REQUIRED WORK:
Each line holding the word "JSON" counts once; give the total and nothing more.

☆ ☆ ☆ ☆ ☆ ☆ ☆

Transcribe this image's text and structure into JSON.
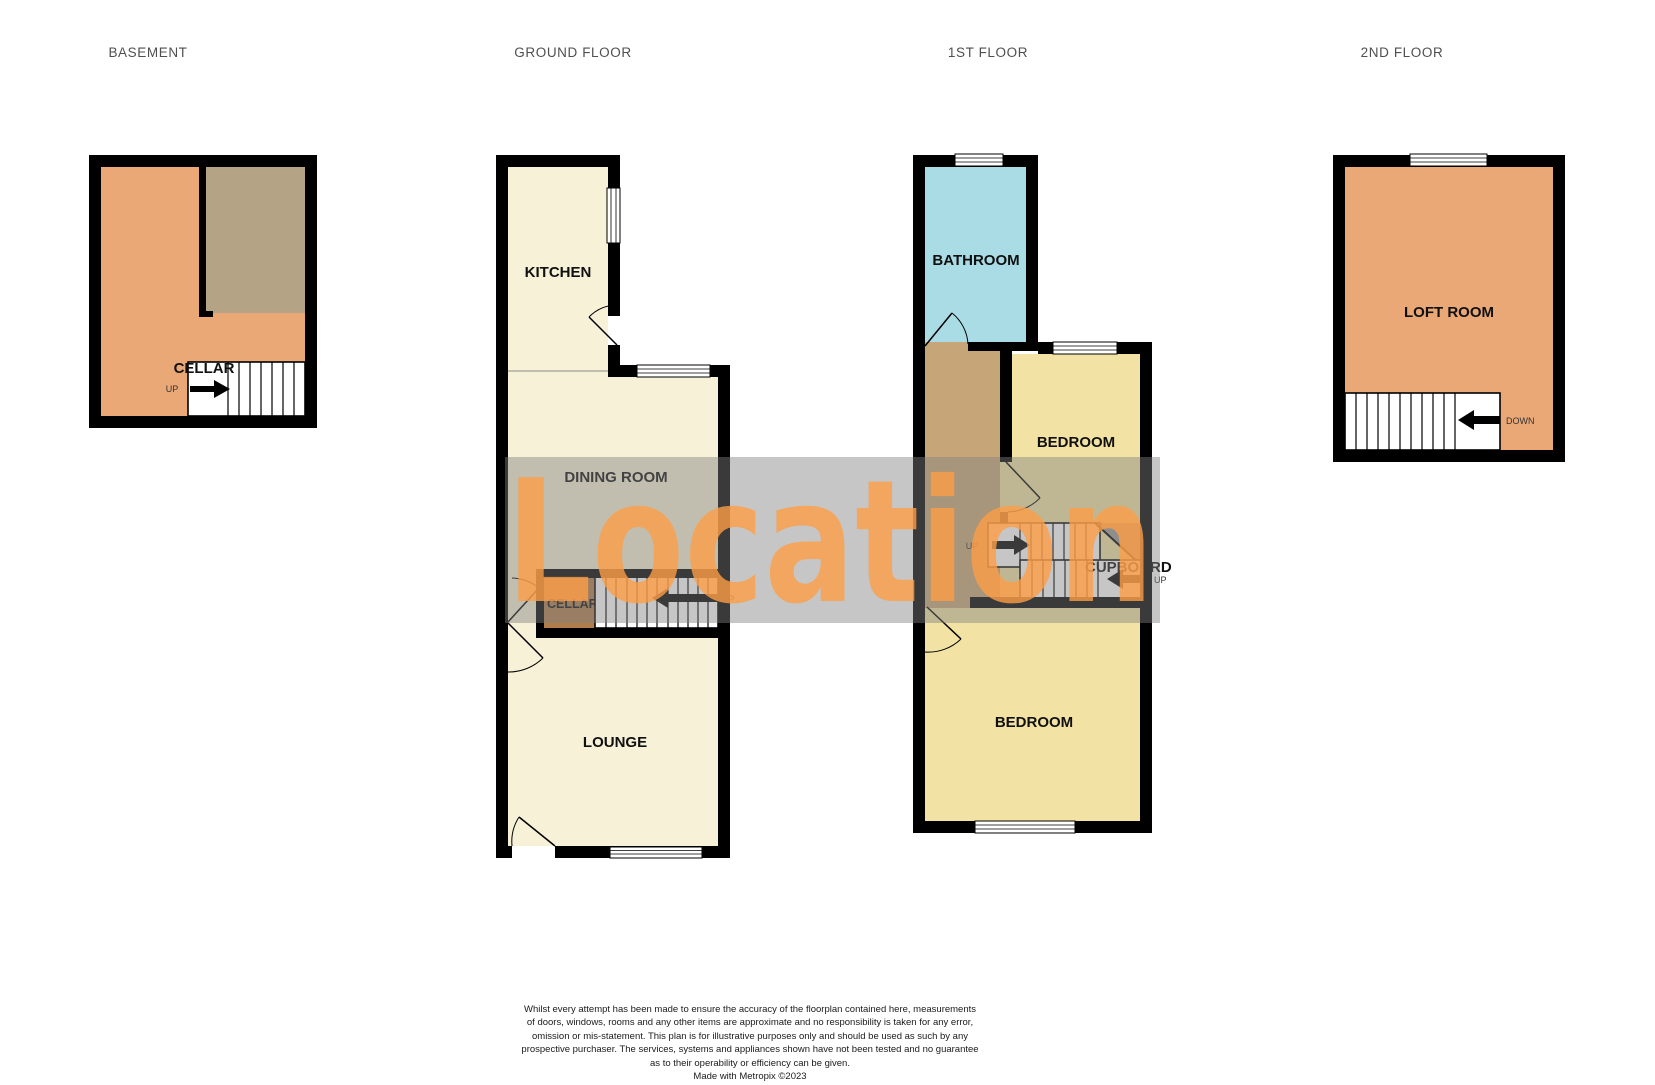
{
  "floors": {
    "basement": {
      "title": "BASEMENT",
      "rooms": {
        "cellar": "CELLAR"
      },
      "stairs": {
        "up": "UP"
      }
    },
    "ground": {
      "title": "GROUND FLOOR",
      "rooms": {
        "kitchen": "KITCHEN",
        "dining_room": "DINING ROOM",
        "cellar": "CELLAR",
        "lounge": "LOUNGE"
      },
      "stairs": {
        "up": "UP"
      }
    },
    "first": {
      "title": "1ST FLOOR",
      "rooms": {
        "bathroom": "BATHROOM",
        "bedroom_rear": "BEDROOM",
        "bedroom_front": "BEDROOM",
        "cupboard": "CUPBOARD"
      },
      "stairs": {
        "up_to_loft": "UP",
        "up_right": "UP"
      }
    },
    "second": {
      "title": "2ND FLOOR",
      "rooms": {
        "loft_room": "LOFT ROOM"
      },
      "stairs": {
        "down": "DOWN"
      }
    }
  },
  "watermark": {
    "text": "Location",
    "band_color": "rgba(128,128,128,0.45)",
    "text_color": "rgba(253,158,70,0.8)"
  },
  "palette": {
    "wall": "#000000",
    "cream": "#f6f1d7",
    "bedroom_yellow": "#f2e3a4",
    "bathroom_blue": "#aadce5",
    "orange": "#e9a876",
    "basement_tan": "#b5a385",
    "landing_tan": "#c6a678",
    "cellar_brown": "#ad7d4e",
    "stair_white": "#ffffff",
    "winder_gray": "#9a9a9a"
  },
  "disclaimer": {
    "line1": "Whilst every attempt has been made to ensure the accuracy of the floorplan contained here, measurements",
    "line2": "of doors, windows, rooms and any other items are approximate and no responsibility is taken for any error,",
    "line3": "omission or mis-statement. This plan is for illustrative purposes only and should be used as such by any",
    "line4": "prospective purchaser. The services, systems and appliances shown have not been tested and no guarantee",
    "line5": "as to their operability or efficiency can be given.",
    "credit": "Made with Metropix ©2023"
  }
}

☆ ☆ ☆ ☆ ☆ ☆ ☆

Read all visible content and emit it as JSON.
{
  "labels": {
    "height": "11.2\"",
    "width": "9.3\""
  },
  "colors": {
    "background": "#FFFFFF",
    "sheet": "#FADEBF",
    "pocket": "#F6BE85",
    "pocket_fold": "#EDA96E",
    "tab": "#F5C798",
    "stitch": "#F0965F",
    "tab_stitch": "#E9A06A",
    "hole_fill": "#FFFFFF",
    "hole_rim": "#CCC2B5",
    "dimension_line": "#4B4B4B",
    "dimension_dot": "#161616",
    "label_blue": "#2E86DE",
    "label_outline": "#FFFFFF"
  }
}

☆ ☆ ☆ ☆ ☆ ☆ ☆

REPLY:
2